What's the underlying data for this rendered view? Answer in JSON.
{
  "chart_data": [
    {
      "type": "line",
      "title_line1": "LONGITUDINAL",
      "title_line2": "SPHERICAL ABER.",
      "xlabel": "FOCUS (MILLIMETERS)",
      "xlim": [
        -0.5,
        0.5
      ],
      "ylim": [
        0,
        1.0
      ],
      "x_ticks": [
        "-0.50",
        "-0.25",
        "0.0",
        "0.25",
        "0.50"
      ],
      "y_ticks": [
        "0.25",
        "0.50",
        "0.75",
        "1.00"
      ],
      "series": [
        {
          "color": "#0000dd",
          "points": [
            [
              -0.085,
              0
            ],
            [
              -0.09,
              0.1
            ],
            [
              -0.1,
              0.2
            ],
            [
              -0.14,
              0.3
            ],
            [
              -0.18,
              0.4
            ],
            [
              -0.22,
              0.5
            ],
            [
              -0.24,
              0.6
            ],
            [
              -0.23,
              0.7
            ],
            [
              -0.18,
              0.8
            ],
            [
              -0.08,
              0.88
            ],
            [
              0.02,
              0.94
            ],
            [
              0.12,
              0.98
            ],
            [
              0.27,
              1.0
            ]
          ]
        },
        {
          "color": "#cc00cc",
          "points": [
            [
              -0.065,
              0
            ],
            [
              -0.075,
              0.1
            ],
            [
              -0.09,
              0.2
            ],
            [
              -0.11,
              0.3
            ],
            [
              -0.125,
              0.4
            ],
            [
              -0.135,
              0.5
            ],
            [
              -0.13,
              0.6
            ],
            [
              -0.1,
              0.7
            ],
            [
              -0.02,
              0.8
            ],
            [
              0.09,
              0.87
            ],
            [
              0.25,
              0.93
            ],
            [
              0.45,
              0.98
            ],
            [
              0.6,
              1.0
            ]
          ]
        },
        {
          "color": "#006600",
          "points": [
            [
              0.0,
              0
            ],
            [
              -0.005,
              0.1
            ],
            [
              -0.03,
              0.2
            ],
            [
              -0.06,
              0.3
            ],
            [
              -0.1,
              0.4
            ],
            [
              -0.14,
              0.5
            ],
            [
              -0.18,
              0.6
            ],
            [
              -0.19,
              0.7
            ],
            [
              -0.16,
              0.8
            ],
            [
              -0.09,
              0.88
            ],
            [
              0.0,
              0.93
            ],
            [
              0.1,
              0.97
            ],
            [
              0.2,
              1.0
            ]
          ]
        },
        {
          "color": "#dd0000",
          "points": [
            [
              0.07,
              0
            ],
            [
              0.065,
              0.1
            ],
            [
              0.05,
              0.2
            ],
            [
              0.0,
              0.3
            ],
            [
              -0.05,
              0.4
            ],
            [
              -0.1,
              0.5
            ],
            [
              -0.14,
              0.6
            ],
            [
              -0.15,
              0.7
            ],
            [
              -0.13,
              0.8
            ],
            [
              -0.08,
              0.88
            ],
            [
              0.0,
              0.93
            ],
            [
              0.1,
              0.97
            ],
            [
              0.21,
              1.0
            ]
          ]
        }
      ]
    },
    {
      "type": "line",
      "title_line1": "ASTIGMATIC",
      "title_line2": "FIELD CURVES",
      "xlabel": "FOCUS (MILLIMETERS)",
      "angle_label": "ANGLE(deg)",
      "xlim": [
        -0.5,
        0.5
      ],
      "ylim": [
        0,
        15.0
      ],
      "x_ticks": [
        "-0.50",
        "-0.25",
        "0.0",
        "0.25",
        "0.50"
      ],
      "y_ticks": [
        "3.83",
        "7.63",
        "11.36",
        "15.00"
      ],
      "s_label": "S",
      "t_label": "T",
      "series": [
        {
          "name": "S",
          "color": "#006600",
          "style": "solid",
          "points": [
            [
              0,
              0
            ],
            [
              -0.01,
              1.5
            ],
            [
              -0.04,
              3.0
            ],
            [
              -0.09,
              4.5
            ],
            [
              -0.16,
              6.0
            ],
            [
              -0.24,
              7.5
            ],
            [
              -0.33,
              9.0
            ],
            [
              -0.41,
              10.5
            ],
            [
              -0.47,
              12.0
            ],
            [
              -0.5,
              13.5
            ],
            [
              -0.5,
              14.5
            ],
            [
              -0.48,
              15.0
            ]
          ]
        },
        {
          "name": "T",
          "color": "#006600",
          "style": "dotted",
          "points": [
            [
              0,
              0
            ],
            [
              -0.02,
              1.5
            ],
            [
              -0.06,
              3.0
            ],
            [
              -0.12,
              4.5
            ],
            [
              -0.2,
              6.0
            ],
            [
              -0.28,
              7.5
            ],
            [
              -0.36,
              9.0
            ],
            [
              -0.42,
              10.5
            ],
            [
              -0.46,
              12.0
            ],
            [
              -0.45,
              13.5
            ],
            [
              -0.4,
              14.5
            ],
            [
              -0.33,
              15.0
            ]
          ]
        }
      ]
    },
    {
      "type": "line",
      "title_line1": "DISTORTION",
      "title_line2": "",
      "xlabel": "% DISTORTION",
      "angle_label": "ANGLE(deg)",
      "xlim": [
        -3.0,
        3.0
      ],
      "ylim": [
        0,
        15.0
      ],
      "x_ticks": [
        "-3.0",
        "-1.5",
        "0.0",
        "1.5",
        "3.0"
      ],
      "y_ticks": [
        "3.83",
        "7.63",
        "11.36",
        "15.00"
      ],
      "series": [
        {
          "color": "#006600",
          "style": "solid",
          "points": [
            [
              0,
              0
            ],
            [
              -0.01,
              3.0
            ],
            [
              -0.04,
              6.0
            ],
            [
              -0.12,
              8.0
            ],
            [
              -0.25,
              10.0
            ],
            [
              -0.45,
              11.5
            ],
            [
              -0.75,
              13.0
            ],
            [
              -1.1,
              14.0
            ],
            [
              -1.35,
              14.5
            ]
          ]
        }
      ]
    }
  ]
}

************

> **THE EXERCISE**
Every line above needs to be retyped exactly.

> **COMPLETE RESPONSE**
What's the underlying data for this rendered view? Answer in JSON.
{
  "chart_data": [
    {
      "type": "line",
      "title_line1": "LONGITUDINAL",
      "title_line2": "SPHERICAL ABER.",
      "xlabel": "FOCUS (MILLIMETERS)",
      "xlim": [
        -0.5,
        0.5
      ],
      "ylim": [
        0,
        1.0
      ],
      "x_ticks": [
        "-0.50",
        "-0.25",
        "0.0",
        "0.25",
        "0.50"
      ],
      "y_ticks": [
        "0.25",
        "0.50",
        "0.75",
        "1.00"
      ],
      "series": [
        {
          "color": "#0000dd",
          "points": [
            [
              -0.085,
              0
            ],
            [
              -0.09,
              0.1
            ],
            [
              -0.1,
              0.2
            ],
            [
              -0.14,
              0.3
            ],
            [
              -0.18,
              0.4
            ],
            [
              -0.22,
              0.5
            ],
            [
              -0.24,
              0.6
            ],
            [
              -0.23,
              0.7
            ],
            [
              -0.18,
              0.8
            ],
            [
              -0.08,
              0.88
            ],
            [
              0.02,
              0.94
            ],
            [
              0.12,
              0.98
            ],
            [
              0.27,
              1.0
            ]
          ]
        },
        {
          "color": "#cc00cc",
          "points": [
            [
              -0.065,
              0
            ],
            [
              -0.075,
              0.1
            ],
            [
              -0.09,
              0.2
            ],
            [
              -0.11,
              0.3
            ],
            [
              -0.125,
              0.4
            ],
            [
              -0.135,
              0.5
            ],
            [
              -0.13,
              0.6
            ],
            [
              -0.1,
              0.7
            ],
            [
              -0.02,
              0.8
            ],
            [
              0.09,
              0.87
            ],
            [
              0.25,
              0.93
            ],
            [
              0.45,
              0.98
            ],
            [
              0.6,
              1.0
            ]
          ]
        },
        {
          "color": "#006600",
          "points": [
            [
              0.0,
              0
            ],
            [
              -0.005,
              0.1
            ],
            [
              -0.03,
              0.2
            ],
            [
              -0.06,
              0.3
            ],
            [
              -0.1,
              0.4
            ],
            [
              -0.14,
              0.5
            ],
            [
              -0.18,
              0.6
            ],
            [
              -0.19,
              0.7
            ],
            [
              -0.16,
              0.8
            ],
            [
              -0.09,
              0.88
            ],
            [
              0.0,
              0.93
            ],
            [
              0.1,
              0.97
            ],
            [
              0.2,
              1.0
            ]
          ]
        },
        {
          "color": "#dd0000",
          "points": [
            [
              0.07,
              0
            ],
            [
              0.065,
              0.1
            ],
            [
              0.05,
              0.2
            ],
            [
              0.0,
              0.3
            ],
            [
              -0.05,
              0.4
            ],
            [
              -0.1,
              0.5
            ],
            [
              -0.14,
              0.6
            ],
            [
              -0.15,
              0.7
            ],
            [
              -0.13,
              0.8
            ],
            [
              -0.08,
              0.88
            ],
            [
              0.0,
              0.93
            ],
            [
              0.1,
              0.97
            ],
            [
              0.21,
              1.0
            ]
          ]
        }
      ]
    },
    {
      "type": "line",
      "title_line1": "ASTIGMATIC",
      "title_line2": "FIELD CURVES",
      "xlabel": "FOCUS (MILLIMETERS)",
      "angle_label": "ANGLE(deg)",
      "xlim": [
        -0.5,
        0.5
      ],
      "ylim": [
        0,
        15.0
      ],
      "x_ticks": [
        "-0.50",
        "-0.25",
        "0.0",
        "0.25",
        "0.50"
      ],
      "y_ticks": [
        "3.83",
        "7.63",
        "11.36",
        "15.00"
      ],
      "s_label": "S",
      "t_label": "T",
      "series": [
        {
          "name": "S",
          "color": "#006600",
          "style": "solid",
          "points": [
            [
              0,
              0
            ],
            [
              -0.01,
              1.5
            ],
            [
              -0.04,
              3.0
            ],
            [
              -0.09,
              4.5
            ],
            [
              -0.16,
              6.0
            ],
            [
              -0.24,
              7.5
            ],
            [
              -0.33,
              9.0
            ],
            [
              -0.41,
              10.5
            ],
            [
              -0.47,
              12.0
            ],
            [
              -0.5,
              13.5
            ],
            [
              -0.5,
              14.5
            ],
            [
              -0.48,
              15.0
            ]
          ]
        },
        {
          "name": "T",
          "color": "#006600",
          "style": "dotted",
          "points": [
            [
              0,
              0
            ],
            [
              -0.02,
              1.5
            ],
            [
              -0.06,
              3.0
            ],
            [
              -0.12,
              4.5
            ],
            [
              -0.2,
              6.0
            ],
            [
              -0.28,
              7.5
            ],
            [
              -0.36,
              9.0
            ],
            [
              -0.42,
              10.5
            ],
            [
              -0.46,
              12.0
            ],
            [
              -0.45,
              13.5
            ],
            [
              -0.4,
              14.5
            ],
            [
              -0.33,
              15.0
            ]
          ]
        }
      ]
    },
    {
      "type": "line",
      "title_line1": "DISTORTION",
      "title_line2": "",
      "xlabel": "% DISTORTION",
      "angle_label": "ANGLE(deg)",
      "xlim": [
        -3.0,
        3.0
      ],
      "ylim": [
        0,
        15.0
      ],
      "x_ticks": [
        "-3.0",
        "-1.5",
        "0.0",
        "1.5",
        "3.0"
      ],
      "y_ticks": [
        "3.83",
        "7.63",
        "11.36",
        "15.00"
      ],
      "series": [
        {
          "color": "#006600",
          "style": "solid",
          "points": [
            [
              0,
              0
            ],
            [
              -0.01,
              3.0
            ],
            [
              -0.04,
              6.0
            ],
            [
              -0.12,
              8.0
            ],
            [
              -0.25,
              10.0
            ],
            [
              -0.45,
              11.5
            ],
            [
              -0.75,
              13.0
            ],
            [
              -1.1,
              14.0
            ],
            [
              -1.35,
              14.5
            ]
          ]
        }
      ]
    }
  ]
}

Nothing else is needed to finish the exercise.